(Entries from a visual dataset)
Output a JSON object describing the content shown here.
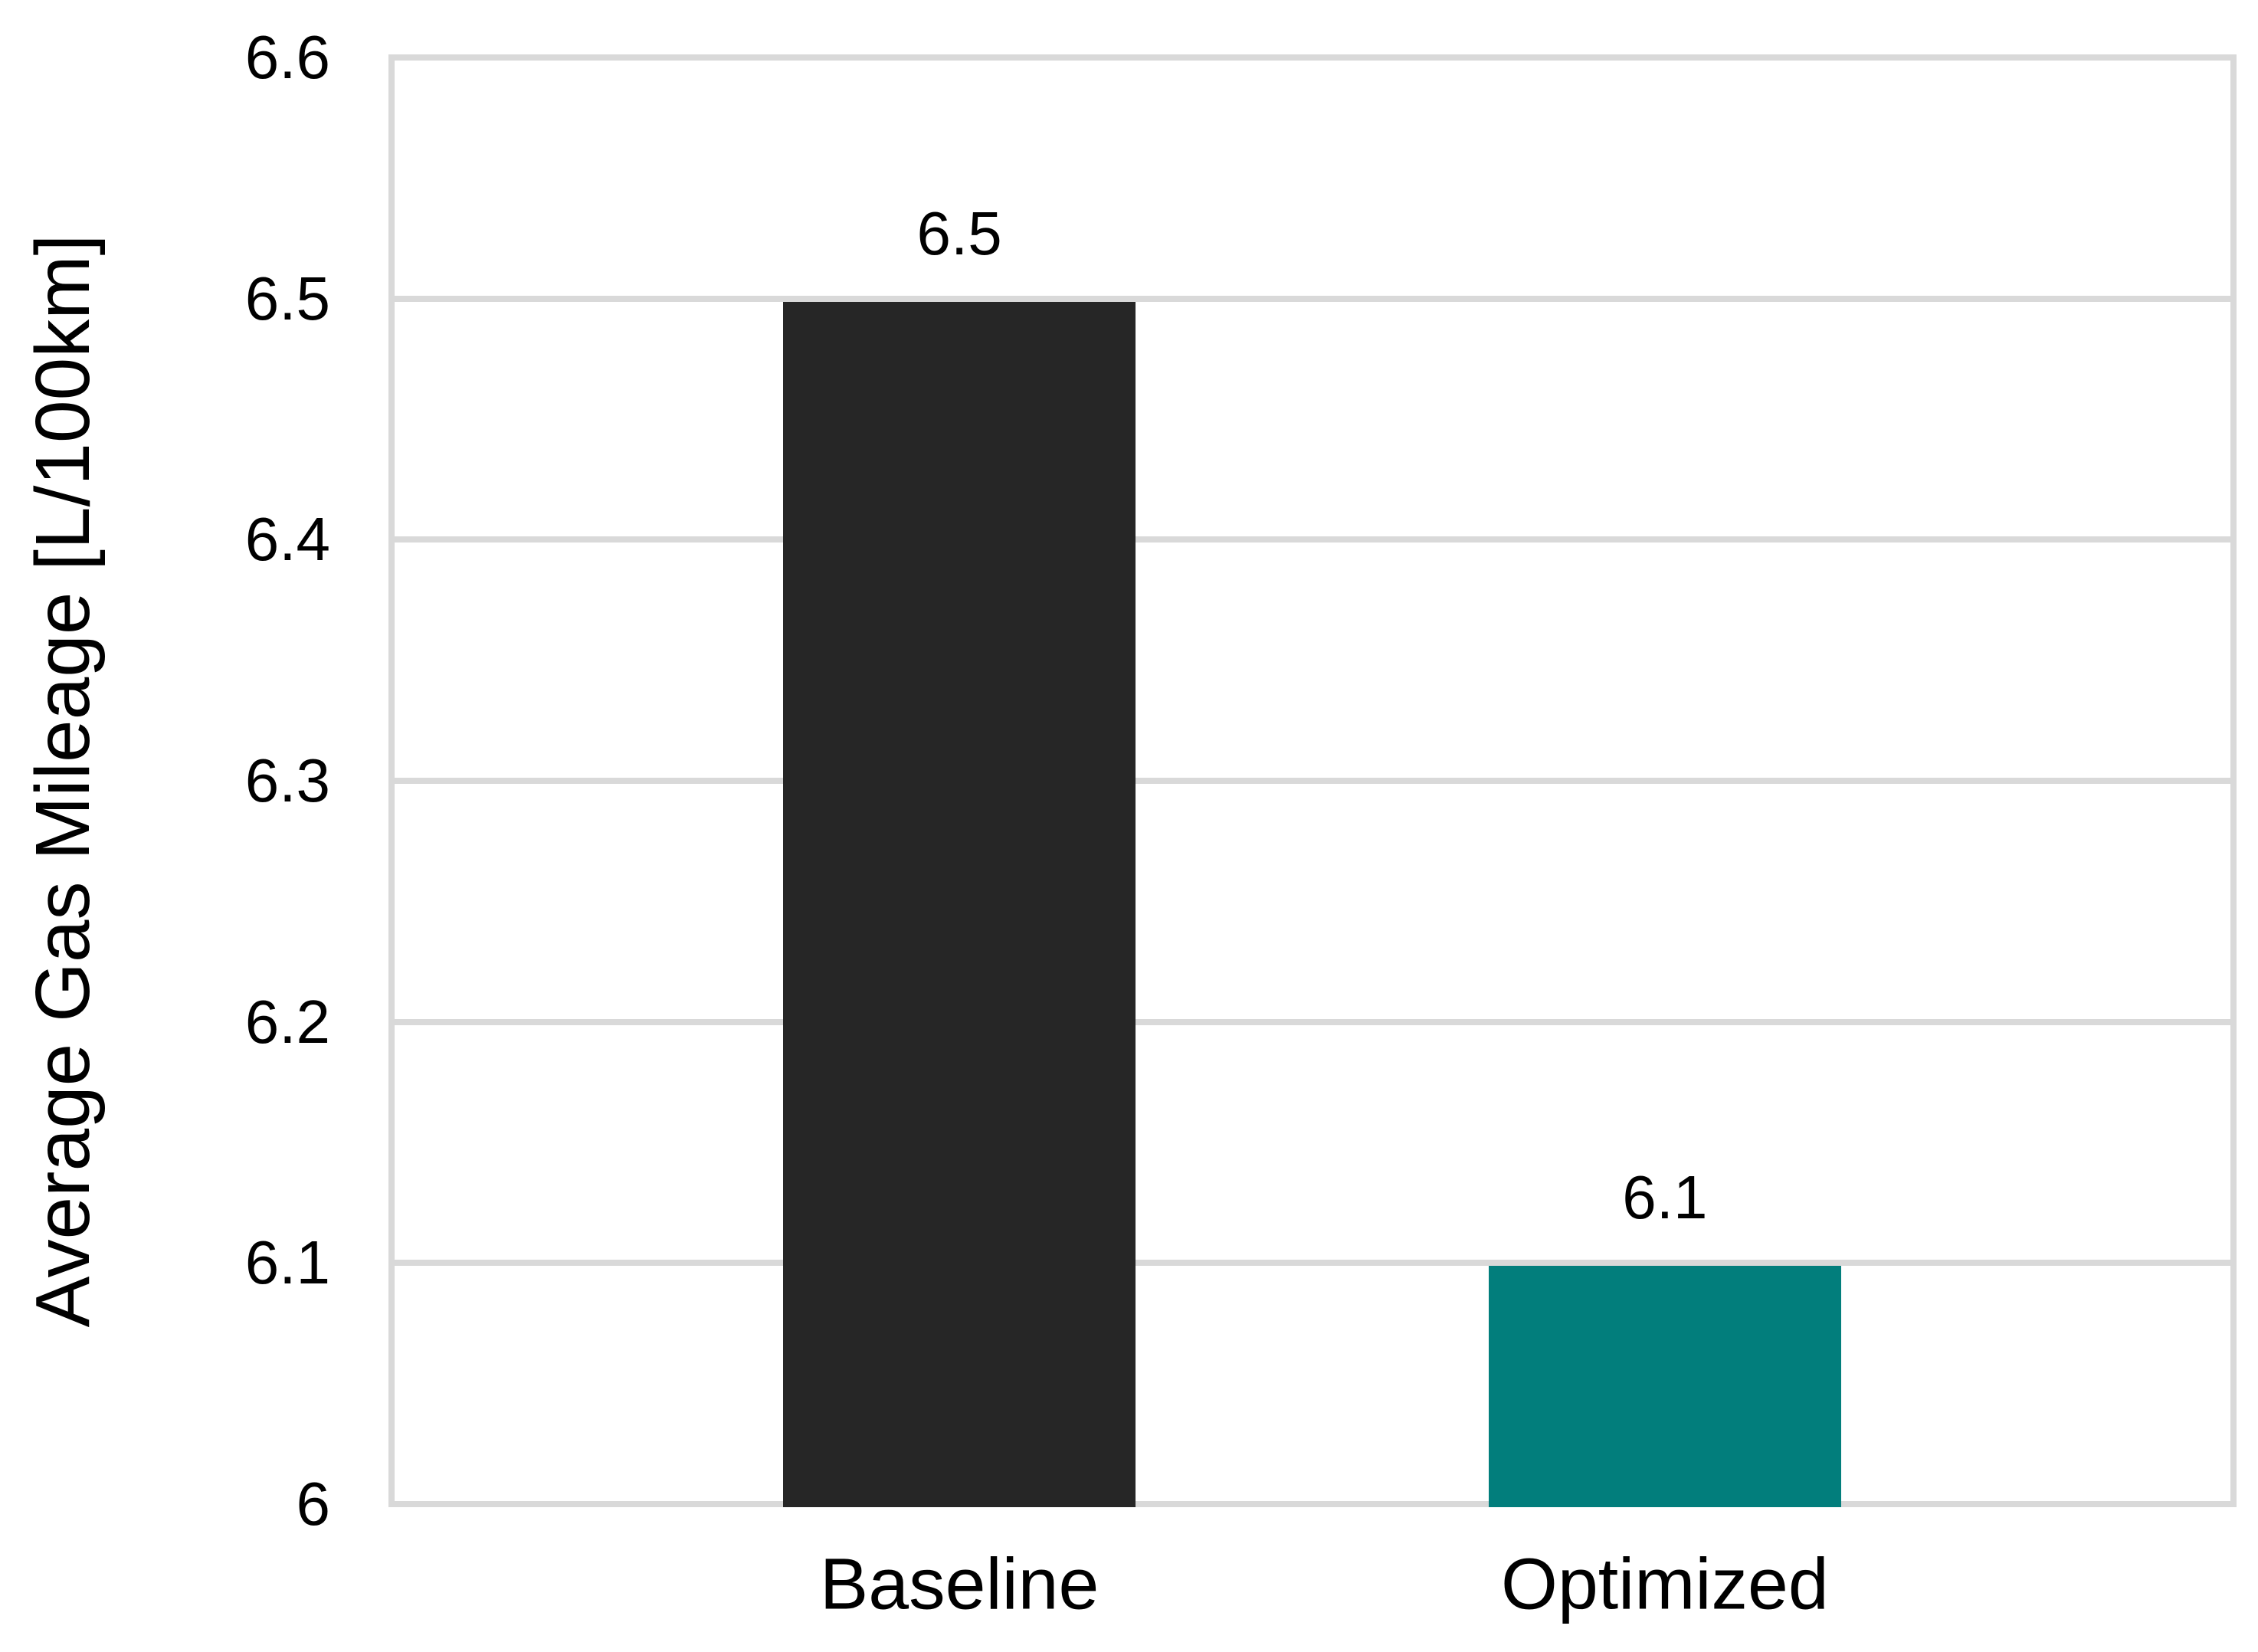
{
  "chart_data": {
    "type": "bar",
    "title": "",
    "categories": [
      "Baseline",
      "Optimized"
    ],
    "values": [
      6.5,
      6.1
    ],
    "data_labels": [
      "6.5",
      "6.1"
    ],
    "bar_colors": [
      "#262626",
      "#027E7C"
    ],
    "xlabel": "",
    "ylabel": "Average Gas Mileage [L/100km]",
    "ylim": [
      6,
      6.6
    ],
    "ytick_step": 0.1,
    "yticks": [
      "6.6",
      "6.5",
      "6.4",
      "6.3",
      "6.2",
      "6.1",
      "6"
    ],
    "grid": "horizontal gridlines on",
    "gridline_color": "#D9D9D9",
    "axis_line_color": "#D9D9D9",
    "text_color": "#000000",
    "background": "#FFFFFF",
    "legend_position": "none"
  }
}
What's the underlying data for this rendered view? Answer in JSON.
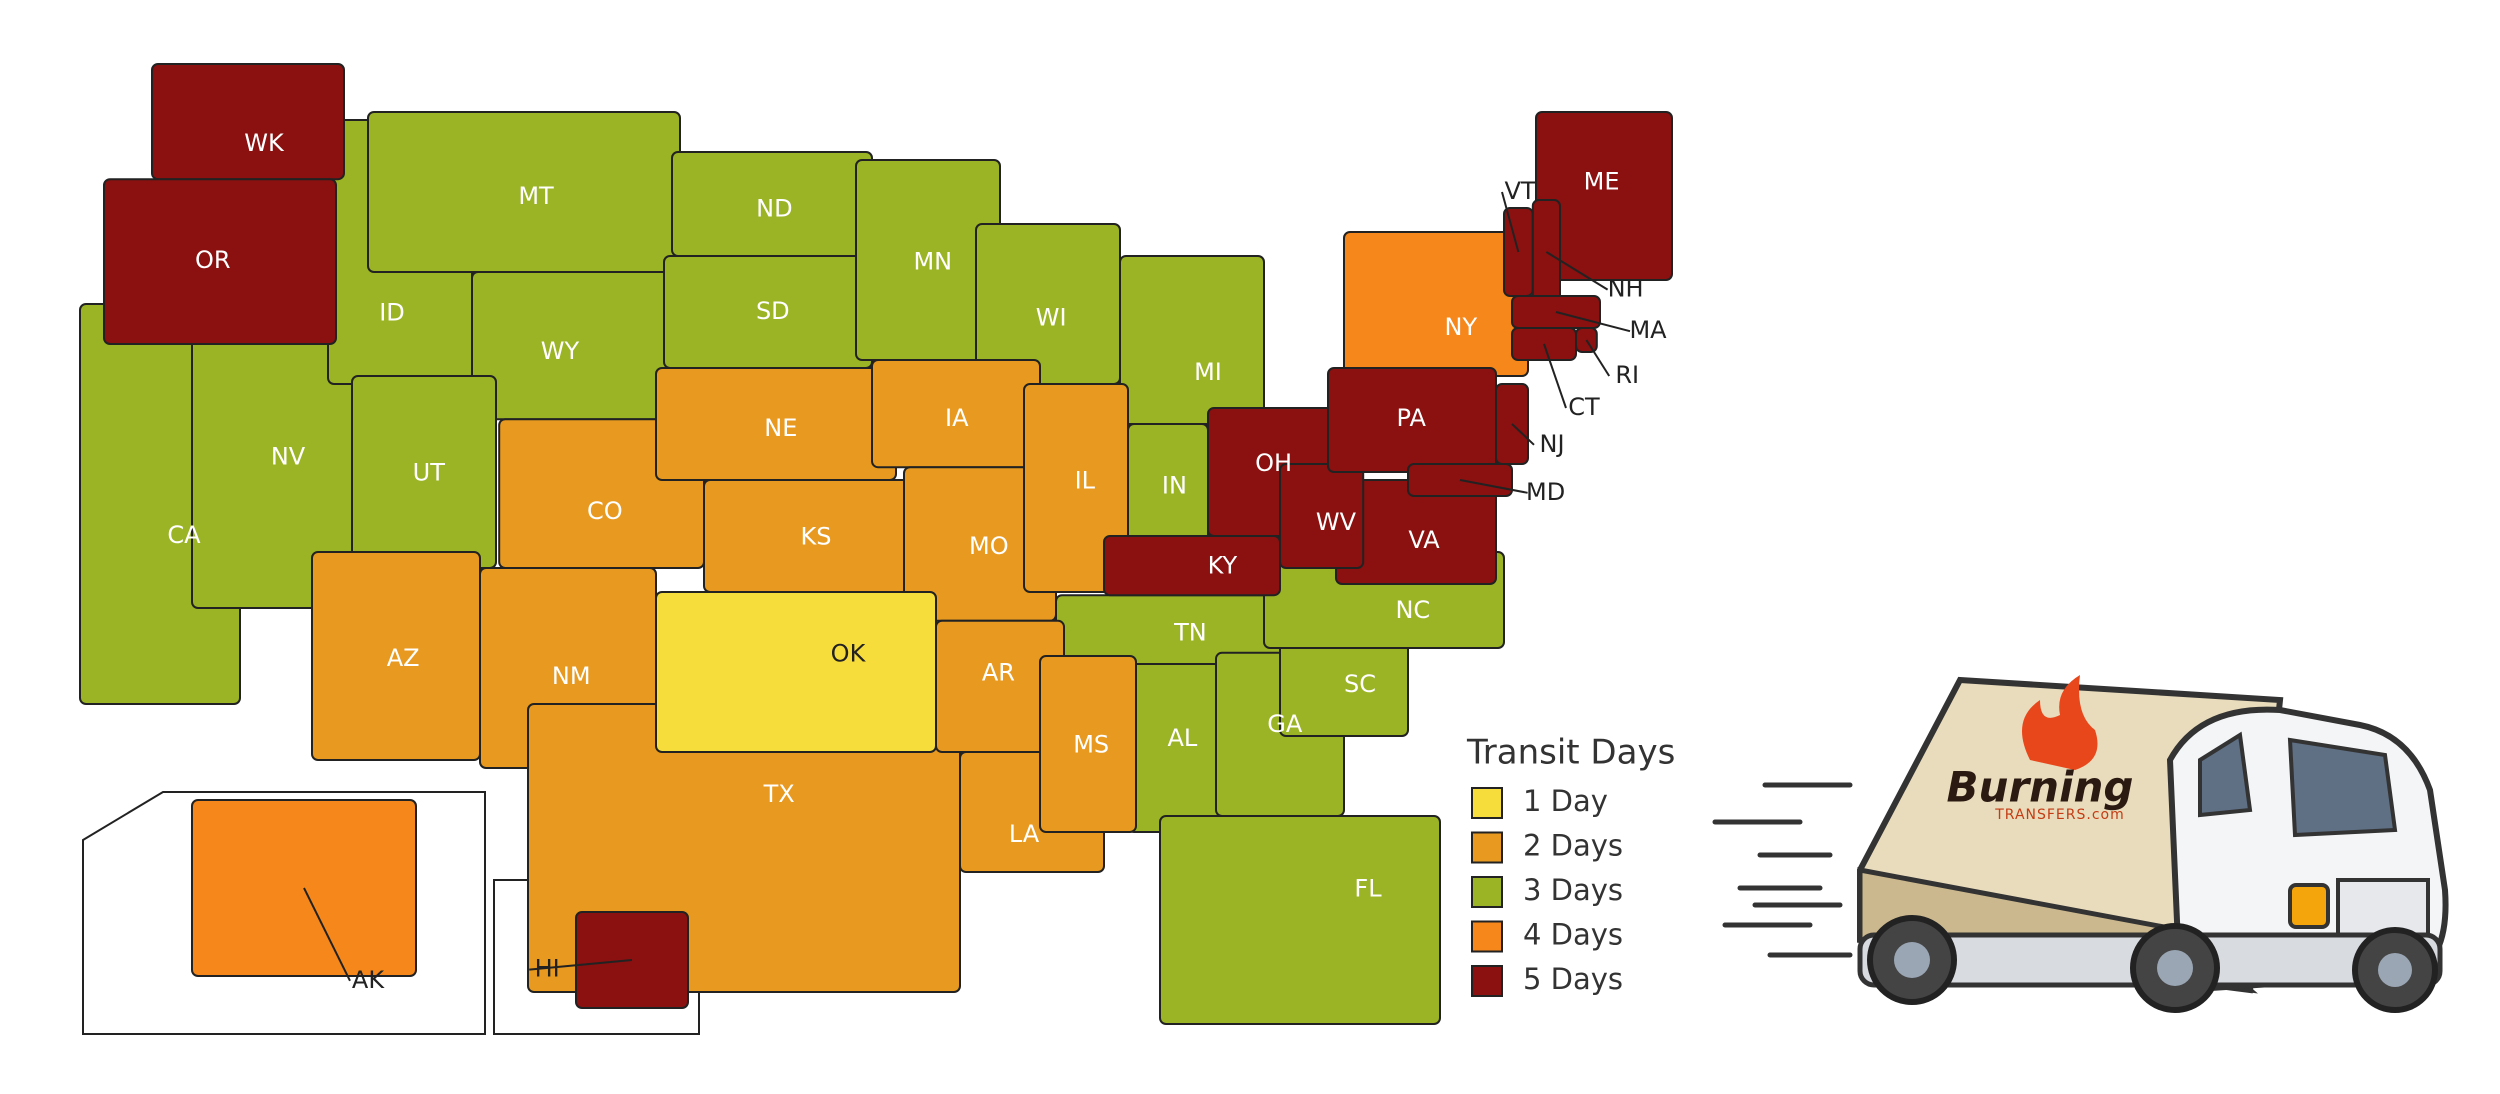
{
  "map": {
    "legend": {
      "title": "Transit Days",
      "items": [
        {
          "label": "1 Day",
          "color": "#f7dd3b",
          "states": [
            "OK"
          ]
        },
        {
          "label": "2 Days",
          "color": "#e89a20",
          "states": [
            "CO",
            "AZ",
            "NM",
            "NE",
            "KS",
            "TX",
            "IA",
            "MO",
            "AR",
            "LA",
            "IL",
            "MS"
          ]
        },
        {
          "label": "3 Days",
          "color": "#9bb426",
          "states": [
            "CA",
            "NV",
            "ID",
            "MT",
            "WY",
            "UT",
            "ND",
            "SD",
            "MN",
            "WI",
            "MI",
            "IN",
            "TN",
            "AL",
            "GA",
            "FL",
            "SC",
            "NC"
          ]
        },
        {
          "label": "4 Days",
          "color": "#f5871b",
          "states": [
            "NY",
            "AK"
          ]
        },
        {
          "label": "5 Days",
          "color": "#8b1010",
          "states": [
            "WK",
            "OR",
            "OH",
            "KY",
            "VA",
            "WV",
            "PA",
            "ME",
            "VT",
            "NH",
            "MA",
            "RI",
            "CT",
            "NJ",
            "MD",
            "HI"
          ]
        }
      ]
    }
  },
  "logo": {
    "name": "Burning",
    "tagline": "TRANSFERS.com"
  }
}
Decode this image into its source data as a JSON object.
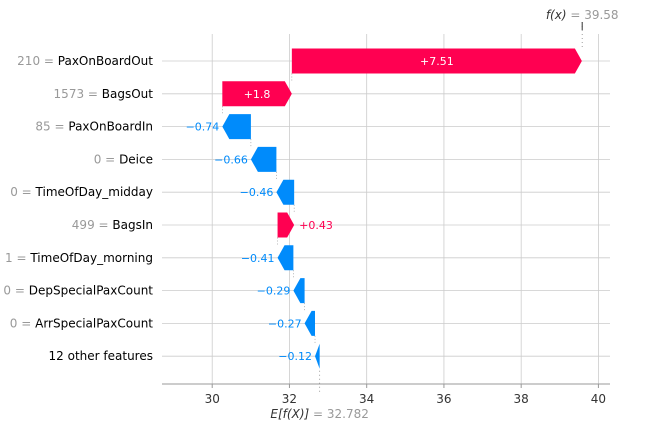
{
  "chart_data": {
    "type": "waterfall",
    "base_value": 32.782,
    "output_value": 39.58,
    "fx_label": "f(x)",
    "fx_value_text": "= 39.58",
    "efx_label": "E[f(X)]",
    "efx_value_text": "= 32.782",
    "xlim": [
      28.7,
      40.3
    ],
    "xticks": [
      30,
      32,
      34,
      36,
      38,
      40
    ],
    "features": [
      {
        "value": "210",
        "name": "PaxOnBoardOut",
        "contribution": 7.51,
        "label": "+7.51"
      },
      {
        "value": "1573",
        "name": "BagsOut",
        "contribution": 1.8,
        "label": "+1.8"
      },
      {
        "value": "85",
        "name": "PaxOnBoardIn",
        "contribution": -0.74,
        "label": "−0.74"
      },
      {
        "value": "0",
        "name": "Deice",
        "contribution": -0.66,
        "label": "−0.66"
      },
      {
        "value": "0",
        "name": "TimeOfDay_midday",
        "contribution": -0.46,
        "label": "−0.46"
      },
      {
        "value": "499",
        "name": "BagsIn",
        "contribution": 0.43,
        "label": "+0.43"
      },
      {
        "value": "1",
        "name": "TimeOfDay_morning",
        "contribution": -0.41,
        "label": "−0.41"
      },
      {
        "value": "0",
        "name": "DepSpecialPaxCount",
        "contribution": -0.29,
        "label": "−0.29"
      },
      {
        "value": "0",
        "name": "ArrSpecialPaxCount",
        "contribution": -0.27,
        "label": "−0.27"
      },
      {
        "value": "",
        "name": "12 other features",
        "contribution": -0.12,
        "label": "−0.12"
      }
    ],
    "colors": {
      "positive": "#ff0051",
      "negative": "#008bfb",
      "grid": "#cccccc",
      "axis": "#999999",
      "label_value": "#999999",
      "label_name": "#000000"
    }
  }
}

### Aim of the task
Output every entry verbatim. Pictures do not belong in the copy.

### Response to the task
Output a JSON object describing the content shown here.
{
  "chart_data": {
    "type": "bar",
    "title": "",
    "categories": [
      "Baseline",
      "Optimized"
    ],
    "values": [
      6.5,
      6.1
    ],
    "data_labels": [
      "6.5",
      "6.1"
    ],
    "bar_colors": [
      "#262626",
      "#027E7C"
    ],
    "xlabel": "",
    "ylabel": "Average Gas Mileage [L/100km]",
    "ylim": [
      6,
      6.6
    ],
    "ytick_step": 0.1,
    "yticks": [
      "6.6",
      "6.5",
      "6.4",
      "6.3",
      "6.2",
      "6.1",
      "6"
    ],
    "grid": "horizontal gridlines on",
    "gridline_color": "#D9D9D9",
    "axis_line_color": "#D9D9D9",
    "text_color": "#000000",
    "background": "#FFFFFF",
    "legend_position": "none"
  }
}
What's the underlying data for this rendered view? Answer in JSON.
{
  "map": {
    "legend": {
      "title": "Transit Days",
      "items": [
        {
          "label": "1 Day",
          "color": "#f7dd3b",
          "states": [
            "OK"
          ]
        },
        {
          "label": "2 Days",
          "color": "#e89a20",
          "states": [
            "CO",
            "AZ",
            "NM",
            "NE",
            "KS",
            "TX",
            "IA",
            "MO",
            "AR",
            "LA",
            "IL",
            "MS"
          ]
        },
        {
          "label": "3 Days",
          "color": "#9bb426",
          "states": [
            "CA",
            "NV",
            "ID",
            "MT",
            "WY",
            "UT",
            "ND",
            "SD",
            "MN",
            "WI",
            "MI",
            "IN",
            "TN",
            "AL",
            "GA",
            "FL",
            "SC",
            "NC"
          ]
        },
        {
          "label": "4 Days",
          "color": "#f5871b",
          "states": [
            "NY",
            "AK"
          ]
        },
        {
          "label": "5 Days",
          "color": "#8b1010",
          "states": [
            "WK",
            "OR",
            "OH",
            "KY",
            "VA",
            "WV",
            "PA",
            "ME",
            "VT",
            "NH",
            "MA",
            "RI",
            "CT",
            "NJ",
            "MD",
            "HI"
          ]
        }
      ]
    }
  },
  "logo": {
    "name": "Burning",
    "tagline": "TRANSFERS.com"
  }
}
Decode this image into its source data as a JSON object.
{
  "chart_data": {
    "type": "waterfall",
    "base_value": 32.782,
    "output_value": 39.58,
    "fx_label": "f(x)",
    "fx_value_text": "= 39.58",
    "efx_label": "E[f(X)]",
    "efx_value_text": "= 32.782",
    "xlim": [
      28.7,
      40.3
    ],
    "xticks": [
      30,
      32,
      34,
      36,
      38,
      40
    ],
    "features": [
      {
        "value": "210",
        "name": "PaxOnBoardOut",
        "contribution": 7.51,
        "label": "+7.51"
      },
      {
        "value": "1573",
        "name": "BagsOut",
        "contribution": 1.8,
        "label": "+1.8"
      },
      {
        "value": "85",
        "name": "PaxOnBoardIn",
        "contribution": -0.74,
        "label": "−0.74"
      },
      {
        "value": "0",
        "name": "Deice",
        "contribution": -0.66,
        "label": "−0.66"
      },
      {
        "value": "0",
        "name": "TimeOfDay_midday",
        "contribution": -0.46,
        "label": "−0.46"
      },
      {
        "value": "499",
        "name": "BagsIn",
        "contribution": 0.43,
        "label": "+0.43"
      },
      {
        "value": "1",
        "name": "TimeOfDay_morning",
        "contribution": -0.41,
        "label": "−0.41"
      },
      {
        "value": "0",
        "name": "DepSpecialPaxCount",
        "contribution": -0.29,
        "label": "−0.29"
      },
      {
        "value": "0",
        "name": "ArrSpecialPaxCount",
        "contribution": -0.27,
        "label": "−0.27"
      },
      {
        "value": "",
        "name": "12 other features",
        "contribution": -0.12,
        "label": "−0.12"
      }
    ],
    "colors": {
      "positive": "#ff0051",
      "negative": "#008bfb",
      "grid": "#cccccc",
      "axis": "#999999",
      "label_value": "#999999",
      "label_name": "#000000"
    }
  }
}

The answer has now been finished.